* **REQUIREMENTS**:
Exactly as written, retype the listing below, omitting the pictures.

* **EXERCISE DATA**:

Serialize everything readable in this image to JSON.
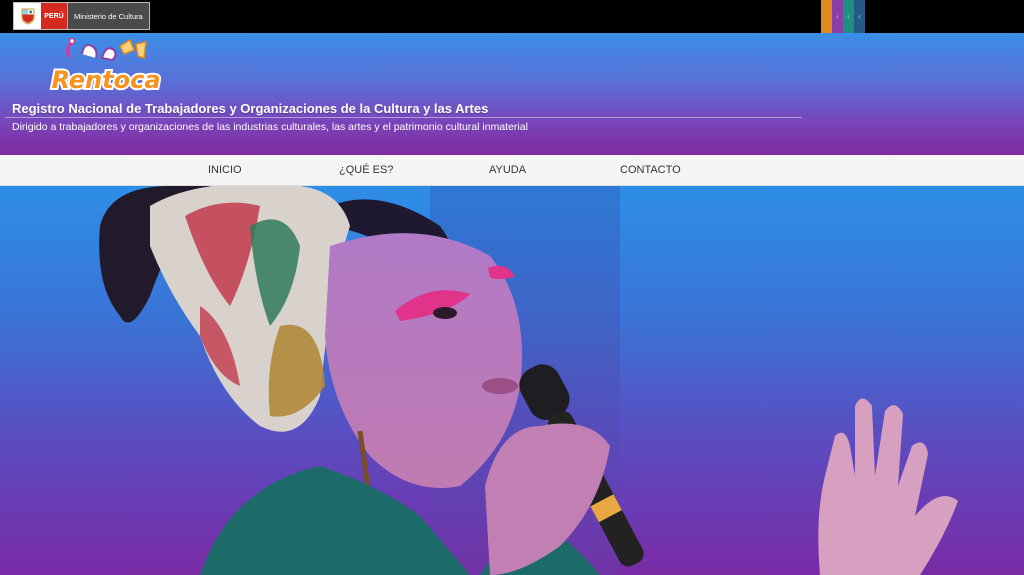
{
  "gov_bar": {
    "peru_label": "PERÚ",
    "ministry_label": "Ministerio de Cultura"
  },
  "color_tabs": [
    {
      "color": "#e08a1e",
      "glyph": ""
    },
    {
      "color": "#8a3ea8",
      "glyph": "‹"
    },
    {
      "color": "#1f8f84",
      "glyph": "‹"
    },
    {
      "color": "#235b86",
      "glyph": "‹"
    }
  ],
  "header": {
    "logo_text": "Rentoca",
    "title": "Registro Nacional de Trabajadores y Organizaciones de la Cultura y las Artes",
    "subtitle": "Dirigido a trabajadores y organizaciones de las industrias culturales, las artes y el patrimonio cultural inmaterial"
  },
  "nav": {
    "items": [
      {
        "label": "INICIO"
      },
      {
        "label": "¿QUÉ ES?"
      },
      {
        "label": "AYUDA"
      },
      {
        "label": "CONTACTO"
      }
    ]
  },
  "hero": {
    "image_subject": "woman-singing-with-microphone"
  }
}
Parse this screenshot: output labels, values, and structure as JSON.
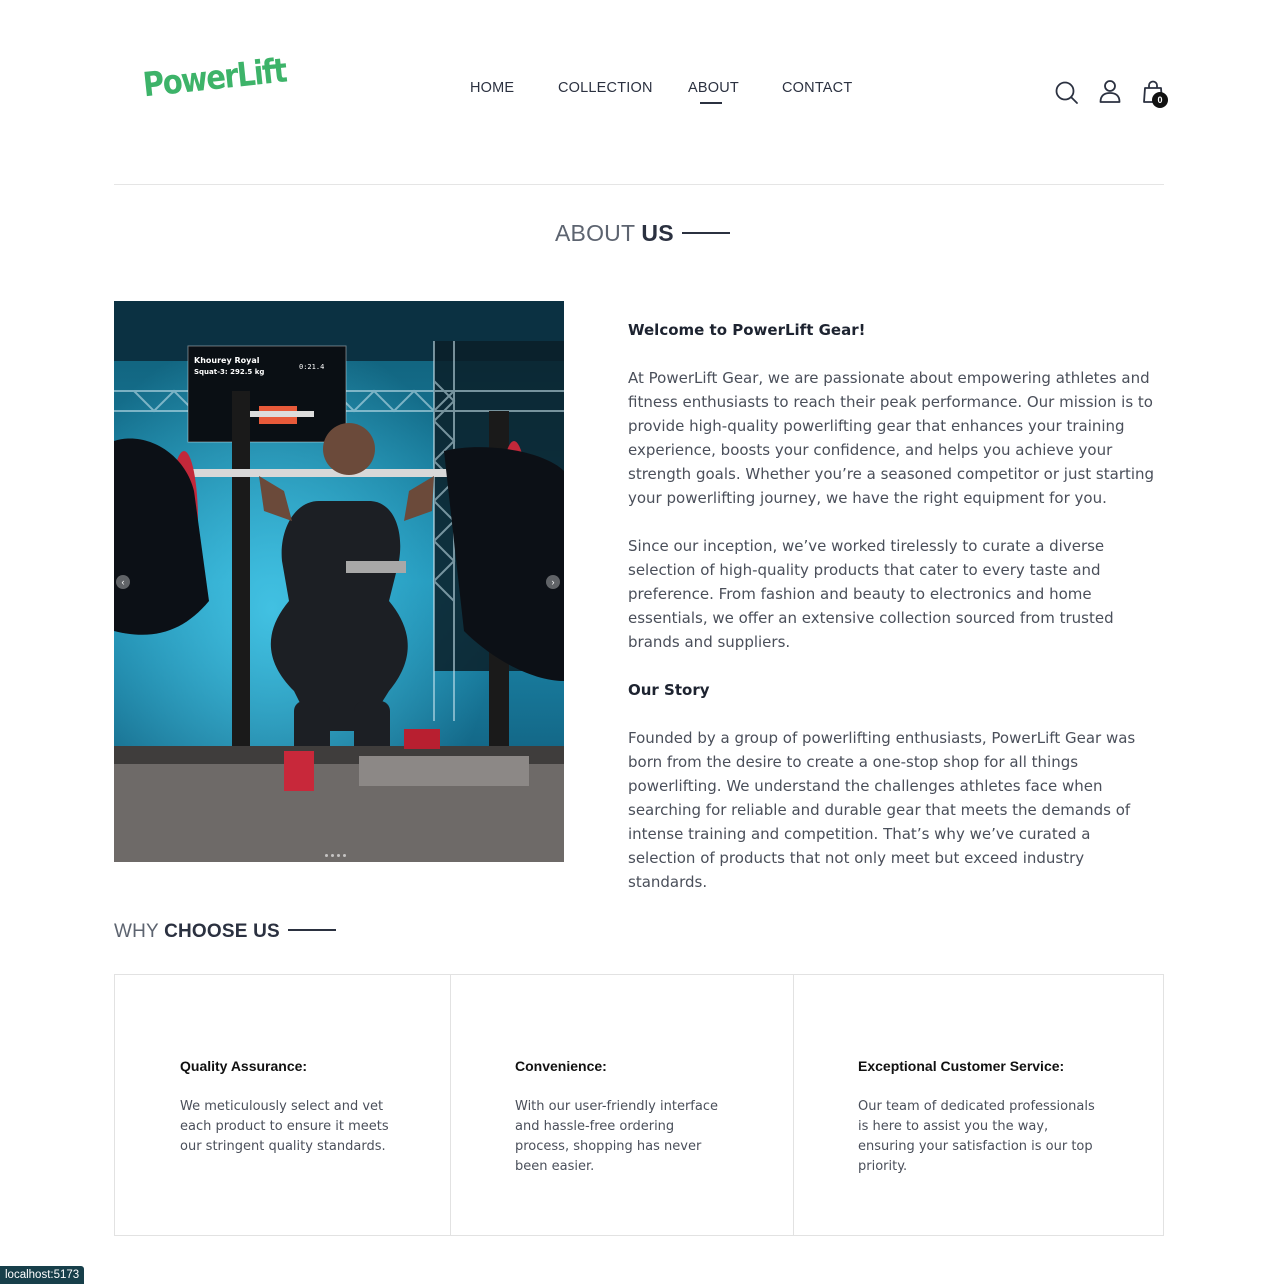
{
  "header": {
    "logo": "PowerLift",
    "nav": [
      {
        "label": "HOME"
      },
      {
        "label": "COLLECTION"
      },
      {
        "label": "ABOUT",
        "active": true
      },
      {
        "label": "CONTACT"
      }
    ],
    "icons": [
      "search-icon",
      "user-icon",
      "shopping-bag-icon"
    ],
    "cart_count": "0"
  },
  "about": {
    "title_light": "ABOUT",
    "title_bold": "US",
    "image_alt": "Powerlifter performing a squat at a competition",
    "welcome_heading": "Welcome to PowerLift Gear!",
    "para1": "At PowerLift Gear, we are passionate about empowering athletes and fitness enthusiasts to reach their peak performance. Our mission is to provide high-quality powerlifting gear that enhances your training experience, boosts your confidence, and helps you achieve your strength goals. Whether you’re a seasoned competitor or just starting your powerlifting journey, we have the right equipment for you.",
    "para2": "Since our inception, we’ve worked tirelessly to curate a diverse selection of high-quality products that cater to every taste and preference. From fashion and beauty to electronics and home essentials, we offer an extensive collection sourced from trusted brands and suppliers.",
    "story_heading": "Our Story",
    "para3": "Founded by a group of powerlifting enthusiasts, PowerLift Gear was born from the desire to create a one-stop shop for all things powerlifting. We understand the challenges athletes face when searching for reliable and durable gear that meets the demands of intense training and competition. That’s why we’ve curated a selection of products that not only meet but exceed industry standards."
  },
  "why": {
    "title_light": "WHY",
    "title_bold": "CHOOSE US",
    "cards": [
      {
        "title": "Quality Assurance:",
        "text": "We meticulously select and vet each product to ensure it meets our stringent quality standards."
      },
      {
        "title": "Convenience:",
        "text": "With our user-friendly interface and hassle-free ordering process, shopping has never been easier."
      },
      {
        "title": "Exceptional Customer Service:",
        "text": "Our team of dedicated professionals is here to assist you the way, ensuring your satisfaction is our top priority."
      }
    ]
  },
  "photo_scoreboard": {
    "name": "Khourey Royal",
    "lift": "Squat-3: 292.5 kg",
    "timer": "0:21.4"
  },
  "status_bar": "localhost:5173",
  "colors": {
    "brand": "#3db369",
    "text_dark": "#2b3140"
  }
}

* **RESPONSE FOR THIS EXERCISE**:
Serialize everything readable in this image to JSON.
{
  "gov_bar": {
    "peru_label": "PERÚ",
    "ministry_label": "Ministerio de Cultura"
  },
  "color_tabs": [
    {
      "color": "#e08a1e",
      "glyph": ""
    },
    {
      "color": "#8a3ea8",
      "glyph": "‹"
    },
    {
      "color": "#1f8f84",
      "glyph": "‹"
    },
    {
      "color": "#235b86",
      "glyph": "‹"
    }
  ],
  "header": {
    "logo_text": "Rentoca",
    "title": "Registro Nacional de Trabajadores y Organizaciones de la Cultura y las Artes",
    "subtitle": "Dirigido a trabajadores y organizaciones de las industrias culturales, las artes y el patrimonio cultural inmaterial"
  },
  "nav": {
    "items": [
      {
        "label": "INICIO"
      },
      {
        "label": "¿QUÉ ES?"
      },
      {
        "label": "AYUDA"
      },
      {
        "label": "CONTACTO"
      }
    ]
  },
  "hero": {
    "image_subject": "woman-singing-with-microphone"
  }
}
Parse this screenshot: output labels, values, and structure as JSON.
{
  "header": {
    "logo": "PowerLift",
    "nav": [
      {
        "label": "HOME"
      },
      {
        "label": "COLLECTION"
      },
      {
        "label": "ABOUT",
        "active": true
      },
      {
        "label": "CONTACT"
      }
    ],
    "icons": [
      "search-icon",
      "user-icon",
      "shopping-bag-icon"
    ],
    "cart_count": "0"
  },
  "about": {
    "title_light": "ABOUT",
    "title_bold": "US",
    "image_alt": "Powerlifter performing a squat at a competition",
    "welcome_heading": "Welcome to PowerLift Gear!",
    "para1": "At PowerLift Gear, we are passionate about empowering athletes and fitness enthusiasts to reach their peak performance. Our mission is to provide high-quality powerlifting gear that enhances your training experience, boosts your confidence, and helps you achieve your strength goals. Whether you’re a seasoned competitor or just starting your powerlifting journey, we have the right equipment for you.",
    "para2": "Since our inception, we’ve worked tirelessly to curate a diverse selection of high-quality products that cater to every taste and preference. From fashion and beauty to electronics and home essentials, we offer an extensive collection sourced from trusted brands and suppliers.",
    "story_heading": "Our Story",
    "para3": "Founded by a group of powerlifting enthusiasts, PowerLift Gear was born from the desire to create a one-stop shop for all things powerlifting. We understand the challenges athletes face when searching for reliable and durable gear that meets the demands of intense training and competition. That’s why we’ve curated a selection of products that not only meet but exceed industry standards."
  },
  "why": {
    "title_light": "WHY",
    "title_bold": "CHOOSE US",
    "cards": [
      {
        "title": "Quality Assurance:",
        "text": "We meticulously select and vet each product to ensure it meets our stringent quality standards."
      },
      {
        "title": "Convenience:",
        "text": "With our user-friendly interface and hassle-free ordering process, shopping has never been easier."
      },
      {
        "title": "Exceptional Customer Service:",
        "text": "Our team of dedicated professionals is here to assist you the way, ensuring your satisfaction is our top priority."
      }
    ]
  },
  "photo_scoreboard": {
    "name": "Khourey Royal",
    "lift": "Squat-3: 292.5 kg",
    "timer": "0:21.4"
  },
  "status_bar": "localhost:5173",
  "colors": {
    "brand": "#3db369",
    "text_dark": "#2b3140"
  }
}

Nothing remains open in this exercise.